--- BEGIN Provided data ---

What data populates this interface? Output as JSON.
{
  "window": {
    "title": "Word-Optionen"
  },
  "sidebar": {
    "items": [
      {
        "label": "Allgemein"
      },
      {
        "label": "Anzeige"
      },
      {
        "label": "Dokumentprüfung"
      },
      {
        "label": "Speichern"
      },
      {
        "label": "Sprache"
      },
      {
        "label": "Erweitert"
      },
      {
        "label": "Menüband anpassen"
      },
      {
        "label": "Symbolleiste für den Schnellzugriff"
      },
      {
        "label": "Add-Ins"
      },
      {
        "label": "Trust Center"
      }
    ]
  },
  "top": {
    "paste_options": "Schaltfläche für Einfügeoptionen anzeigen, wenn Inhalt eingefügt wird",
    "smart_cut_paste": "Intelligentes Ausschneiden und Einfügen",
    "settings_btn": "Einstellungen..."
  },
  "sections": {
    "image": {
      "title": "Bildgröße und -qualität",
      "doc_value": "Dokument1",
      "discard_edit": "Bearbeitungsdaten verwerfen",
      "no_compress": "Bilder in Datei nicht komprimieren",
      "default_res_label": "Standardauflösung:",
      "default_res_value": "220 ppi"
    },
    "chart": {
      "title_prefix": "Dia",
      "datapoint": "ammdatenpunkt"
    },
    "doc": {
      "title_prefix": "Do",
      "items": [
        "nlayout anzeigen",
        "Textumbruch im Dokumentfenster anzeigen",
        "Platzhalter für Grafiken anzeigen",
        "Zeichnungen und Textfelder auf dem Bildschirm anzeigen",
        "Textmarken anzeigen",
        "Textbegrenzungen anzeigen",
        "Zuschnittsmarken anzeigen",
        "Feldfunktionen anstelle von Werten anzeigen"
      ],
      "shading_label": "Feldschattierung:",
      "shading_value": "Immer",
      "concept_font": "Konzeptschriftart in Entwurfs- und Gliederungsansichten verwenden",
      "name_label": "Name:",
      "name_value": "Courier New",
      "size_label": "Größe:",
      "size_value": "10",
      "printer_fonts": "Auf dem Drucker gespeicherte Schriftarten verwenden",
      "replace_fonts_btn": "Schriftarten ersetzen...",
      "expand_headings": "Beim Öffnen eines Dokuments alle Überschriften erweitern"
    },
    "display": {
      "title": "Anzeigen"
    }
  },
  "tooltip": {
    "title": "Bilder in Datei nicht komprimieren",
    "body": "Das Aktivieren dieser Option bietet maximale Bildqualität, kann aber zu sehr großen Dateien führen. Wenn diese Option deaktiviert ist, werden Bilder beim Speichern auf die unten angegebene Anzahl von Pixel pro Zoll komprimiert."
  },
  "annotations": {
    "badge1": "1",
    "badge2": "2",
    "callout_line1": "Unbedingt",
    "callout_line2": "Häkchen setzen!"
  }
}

--- END Provided data ---

Exercise goal
Give only the number of lines in the listing above that include the string "Bilder".

Answer to the task
3